[Figure content listings]

☆ ☆ ☆ ☆ ☆

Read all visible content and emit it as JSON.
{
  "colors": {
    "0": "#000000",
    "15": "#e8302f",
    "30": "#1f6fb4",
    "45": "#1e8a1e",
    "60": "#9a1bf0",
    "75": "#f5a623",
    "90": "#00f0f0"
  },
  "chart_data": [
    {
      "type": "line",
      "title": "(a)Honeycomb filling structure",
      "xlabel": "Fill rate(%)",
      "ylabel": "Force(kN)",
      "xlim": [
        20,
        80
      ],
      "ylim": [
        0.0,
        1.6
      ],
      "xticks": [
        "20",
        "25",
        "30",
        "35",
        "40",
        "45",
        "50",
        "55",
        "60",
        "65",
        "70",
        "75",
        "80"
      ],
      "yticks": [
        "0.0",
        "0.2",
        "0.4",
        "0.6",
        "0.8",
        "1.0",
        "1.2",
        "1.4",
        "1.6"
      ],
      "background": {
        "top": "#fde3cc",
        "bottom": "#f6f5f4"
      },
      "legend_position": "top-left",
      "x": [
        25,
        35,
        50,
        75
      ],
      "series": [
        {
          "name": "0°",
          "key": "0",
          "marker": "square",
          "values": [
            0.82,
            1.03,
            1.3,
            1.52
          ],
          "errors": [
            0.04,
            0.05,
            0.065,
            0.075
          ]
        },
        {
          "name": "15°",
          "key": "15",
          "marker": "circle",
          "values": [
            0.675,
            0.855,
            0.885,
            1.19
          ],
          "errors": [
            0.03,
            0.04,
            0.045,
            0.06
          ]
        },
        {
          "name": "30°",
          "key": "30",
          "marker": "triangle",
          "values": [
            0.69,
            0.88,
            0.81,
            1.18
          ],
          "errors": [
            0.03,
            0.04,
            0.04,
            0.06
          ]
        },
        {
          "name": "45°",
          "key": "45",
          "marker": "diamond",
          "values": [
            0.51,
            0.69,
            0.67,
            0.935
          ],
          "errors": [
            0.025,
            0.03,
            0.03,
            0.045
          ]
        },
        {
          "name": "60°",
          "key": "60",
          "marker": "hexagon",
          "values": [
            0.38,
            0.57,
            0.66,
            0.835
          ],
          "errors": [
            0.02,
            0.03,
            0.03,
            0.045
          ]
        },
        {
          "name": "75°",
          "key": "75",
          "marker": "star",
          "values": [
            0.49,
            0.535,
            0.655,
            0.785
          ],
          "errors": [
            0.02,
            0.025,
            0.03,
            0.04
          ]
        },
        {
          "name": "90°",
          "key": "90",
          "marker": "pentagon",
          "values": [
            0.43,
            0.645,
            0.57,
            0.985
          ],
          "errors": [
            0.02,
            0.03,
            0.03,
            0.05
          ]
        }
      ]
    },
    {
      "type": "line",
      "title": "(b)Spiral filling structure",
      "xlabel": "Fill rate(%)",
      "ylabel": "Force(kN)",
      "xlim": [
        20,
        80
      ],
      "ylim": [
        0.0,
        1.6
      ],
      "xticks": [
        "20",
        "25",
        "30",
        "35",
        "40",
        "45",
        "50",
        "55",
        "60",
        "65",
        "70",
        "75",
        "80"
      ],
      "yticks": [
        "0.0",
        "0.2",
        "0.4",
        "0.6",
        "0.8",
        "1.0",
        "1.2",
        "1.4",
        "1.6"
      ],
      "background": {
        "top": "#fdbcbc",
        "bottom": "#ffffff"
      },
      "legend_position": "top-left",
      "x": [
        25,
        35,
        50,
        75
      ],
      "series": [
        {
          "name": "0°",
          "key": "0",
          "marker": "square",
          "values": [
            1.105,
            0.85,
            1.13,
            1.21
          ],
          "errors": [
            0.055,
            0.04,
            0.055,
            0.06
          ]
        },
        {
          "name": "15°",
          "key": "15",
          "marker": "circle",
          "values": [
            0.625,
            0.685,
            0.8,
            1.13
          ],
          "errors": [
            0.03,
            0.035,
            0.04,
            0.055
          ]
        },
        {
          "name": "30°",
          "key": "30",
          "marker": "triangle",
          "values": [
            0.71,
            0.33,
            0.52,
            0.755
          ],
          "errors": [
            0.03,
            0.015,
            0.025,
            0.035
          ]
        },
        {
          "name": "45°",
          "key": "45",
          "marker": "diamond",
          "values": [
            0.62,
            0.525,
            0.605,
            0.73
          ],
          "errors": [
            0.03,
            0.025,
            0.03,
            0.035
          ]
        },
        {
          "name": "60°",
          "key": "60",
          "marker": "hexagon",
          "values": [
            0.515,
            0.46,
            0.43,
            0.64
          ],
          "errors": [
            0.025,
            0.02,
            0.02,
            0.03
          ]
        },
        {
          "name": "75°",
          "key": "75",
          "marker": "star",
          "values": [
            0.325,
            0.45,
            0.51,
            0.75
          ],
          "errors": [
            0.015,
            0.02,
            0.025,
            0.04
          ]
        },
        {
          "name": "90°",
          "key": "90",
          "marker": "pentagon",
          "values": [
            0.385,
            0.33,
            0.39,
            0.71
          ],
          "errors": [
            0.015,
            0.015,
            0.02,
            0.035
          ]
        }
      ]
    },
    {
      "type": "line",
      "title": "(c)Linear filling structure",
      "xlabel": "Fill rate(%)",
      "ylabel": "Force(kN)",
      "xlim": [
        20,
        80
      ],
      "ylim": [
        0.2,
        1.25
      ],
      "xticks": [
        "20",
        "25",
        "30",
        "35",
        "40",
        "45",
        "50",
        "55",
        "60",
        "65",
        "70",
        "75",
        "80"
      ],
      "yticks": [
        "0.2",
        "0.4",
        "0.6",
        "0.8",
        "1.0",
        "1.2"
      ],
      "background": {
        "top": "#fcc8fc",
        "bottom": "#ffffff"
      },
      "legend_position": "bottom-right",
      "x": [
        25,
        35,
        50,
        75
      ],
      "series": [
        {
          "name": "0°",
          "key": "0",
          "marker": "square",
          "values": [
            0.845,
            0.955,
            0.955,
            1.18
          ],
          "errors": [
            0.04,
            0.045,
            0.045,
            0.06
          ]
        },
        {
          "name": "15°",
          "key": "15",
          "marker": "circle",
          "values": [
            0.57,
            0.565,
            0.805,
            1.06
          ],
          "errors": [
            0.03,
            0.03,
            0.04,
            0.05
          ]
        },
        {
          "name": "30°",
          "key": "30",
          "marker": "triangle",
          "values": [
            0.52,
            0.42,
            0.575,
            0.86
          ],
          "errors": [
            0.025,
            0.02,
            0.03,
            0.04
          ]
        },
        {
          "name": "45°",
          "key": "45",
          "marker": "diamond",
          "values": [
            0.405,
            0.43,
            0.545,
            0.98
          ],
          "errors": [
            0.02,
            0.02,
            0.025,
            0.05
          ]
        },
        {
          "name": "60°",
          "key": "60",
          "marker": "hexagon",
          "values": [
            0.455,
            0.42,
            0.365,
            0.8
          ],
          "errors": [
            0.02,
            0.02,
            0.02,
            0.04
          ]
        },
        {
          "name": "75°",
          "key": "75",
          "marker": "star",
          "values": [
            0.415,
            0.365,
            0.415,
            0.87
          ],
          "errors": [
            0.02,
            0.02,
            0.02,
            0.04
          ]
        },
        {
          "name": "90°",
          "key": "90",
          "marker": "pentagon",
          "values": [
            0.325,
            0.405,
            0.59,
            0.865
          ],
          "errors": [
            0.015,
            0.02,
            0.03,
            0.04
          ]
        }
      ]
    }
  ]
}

☆ ☆ ☆ ☆ ☆

__Aim__
For this exercise, gather every line of the data that contains the word "bottom".

__Worked solution__
        "bottom": "#f6f5f4"
        "bottom": "#ffffff"
        "bottom": "#ffffff"
      "legend_position": "bottom-right",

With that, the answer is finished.